[Data extracted from a collection]

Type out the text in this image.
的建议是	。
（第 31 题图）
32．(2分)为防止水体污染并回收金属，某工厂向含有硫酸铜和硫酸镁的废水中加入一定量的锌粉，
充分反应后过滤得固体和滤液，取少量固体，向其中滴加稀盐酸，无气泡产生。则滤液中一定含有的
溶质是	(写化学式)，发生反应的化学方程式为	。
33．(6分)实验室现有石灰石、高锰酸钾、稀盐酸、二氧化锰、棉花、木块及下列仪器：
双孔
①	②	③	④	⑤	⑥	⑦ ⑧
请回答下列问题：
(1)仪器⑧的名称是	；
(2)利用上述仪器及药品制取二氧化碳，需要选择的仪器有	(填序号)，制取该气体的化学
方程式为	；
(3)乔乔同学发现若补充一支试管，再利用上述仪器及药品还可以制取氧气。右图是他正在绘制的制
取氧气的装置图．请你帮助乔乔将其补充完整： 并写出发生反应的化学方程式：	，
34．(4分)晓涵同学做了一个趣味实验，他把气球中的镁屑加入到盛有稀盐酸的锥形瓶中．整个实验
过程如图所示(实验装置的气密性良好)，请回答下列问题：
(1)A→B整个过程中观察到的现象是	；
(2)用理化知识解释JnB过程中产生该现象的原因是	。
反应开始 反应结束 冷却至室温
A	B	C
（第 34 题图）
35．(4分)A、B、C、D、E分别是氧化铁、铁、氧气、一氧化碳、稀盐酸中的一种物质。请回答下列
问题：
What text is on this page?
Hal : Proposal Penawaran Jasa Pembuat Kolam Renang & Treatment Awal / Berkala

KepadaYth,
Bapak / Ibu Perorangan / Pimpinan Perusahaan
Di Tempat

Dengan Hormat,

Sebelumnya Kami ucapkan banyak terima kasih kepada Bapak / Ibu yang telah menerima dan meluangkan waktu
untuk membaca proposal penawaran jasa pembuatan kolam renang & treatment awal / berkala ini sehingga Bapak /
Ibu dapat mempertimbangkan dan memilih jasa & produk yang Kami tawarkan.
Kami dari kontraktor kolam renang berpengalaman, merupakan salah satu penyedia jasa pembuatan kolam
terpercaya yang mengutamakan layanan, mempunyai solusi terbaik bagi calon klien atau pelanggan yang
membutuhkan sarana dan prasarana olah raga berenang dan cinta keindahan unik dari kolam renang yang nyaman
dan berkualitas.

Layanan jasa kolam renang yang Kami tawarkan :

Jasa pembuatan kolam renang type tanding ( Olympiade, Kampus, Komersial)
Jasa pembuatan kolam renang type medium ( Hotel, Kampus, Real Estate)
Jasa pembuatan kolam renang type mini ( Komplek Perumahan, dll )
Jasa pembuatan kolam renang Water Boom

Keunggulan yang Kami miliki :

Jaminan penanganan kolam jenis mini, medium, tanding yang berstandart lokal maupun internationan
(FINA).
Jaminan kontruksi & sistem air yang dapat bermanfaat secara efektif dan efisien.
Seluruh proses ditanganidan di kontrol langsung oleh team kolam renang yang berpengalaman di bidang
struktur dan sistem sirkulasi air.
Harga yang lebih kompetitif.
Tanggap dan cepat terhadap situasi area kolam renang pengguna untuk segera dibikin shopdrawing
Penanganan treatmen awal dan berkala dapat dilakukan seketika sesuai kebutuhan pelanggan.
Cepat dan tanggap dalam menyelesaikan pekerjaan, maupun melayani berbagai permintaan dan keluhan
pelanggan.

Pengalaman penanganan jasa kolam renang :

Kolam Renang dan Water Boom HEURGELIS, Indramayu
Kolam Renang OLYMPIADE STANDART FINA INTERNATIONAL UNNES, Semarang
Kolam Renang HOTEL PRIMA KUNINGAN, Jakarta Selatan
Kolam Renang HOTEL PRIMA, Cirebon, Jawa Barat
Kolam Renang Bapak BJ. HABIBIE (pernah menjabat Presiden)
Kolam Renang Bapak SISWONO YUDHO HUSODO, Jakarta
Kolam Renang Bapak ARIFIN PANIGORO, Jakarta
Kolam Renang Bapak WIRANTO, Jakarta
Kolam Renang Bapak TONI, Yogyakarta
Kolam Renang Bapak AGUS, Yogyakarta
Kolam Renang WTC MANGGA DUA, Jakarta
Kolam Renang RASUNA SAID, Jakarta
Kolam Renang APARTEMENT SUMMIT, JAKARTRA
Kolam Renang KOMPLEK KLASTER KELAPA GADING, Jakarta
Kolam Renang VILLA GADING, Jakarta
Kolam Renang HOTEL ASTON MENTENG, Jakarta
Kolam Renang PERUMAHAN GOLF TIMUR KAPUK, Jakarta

Problem to work on> Take every line above carrying "medium" and return it.

Written solution>
Jasa pembuatan kolam renang type medium ( Hotel, Kampus, Real Estate)
Jaminan penanganan kolam jenis mini, medium, tanding yang berstandart lokal maupun internationan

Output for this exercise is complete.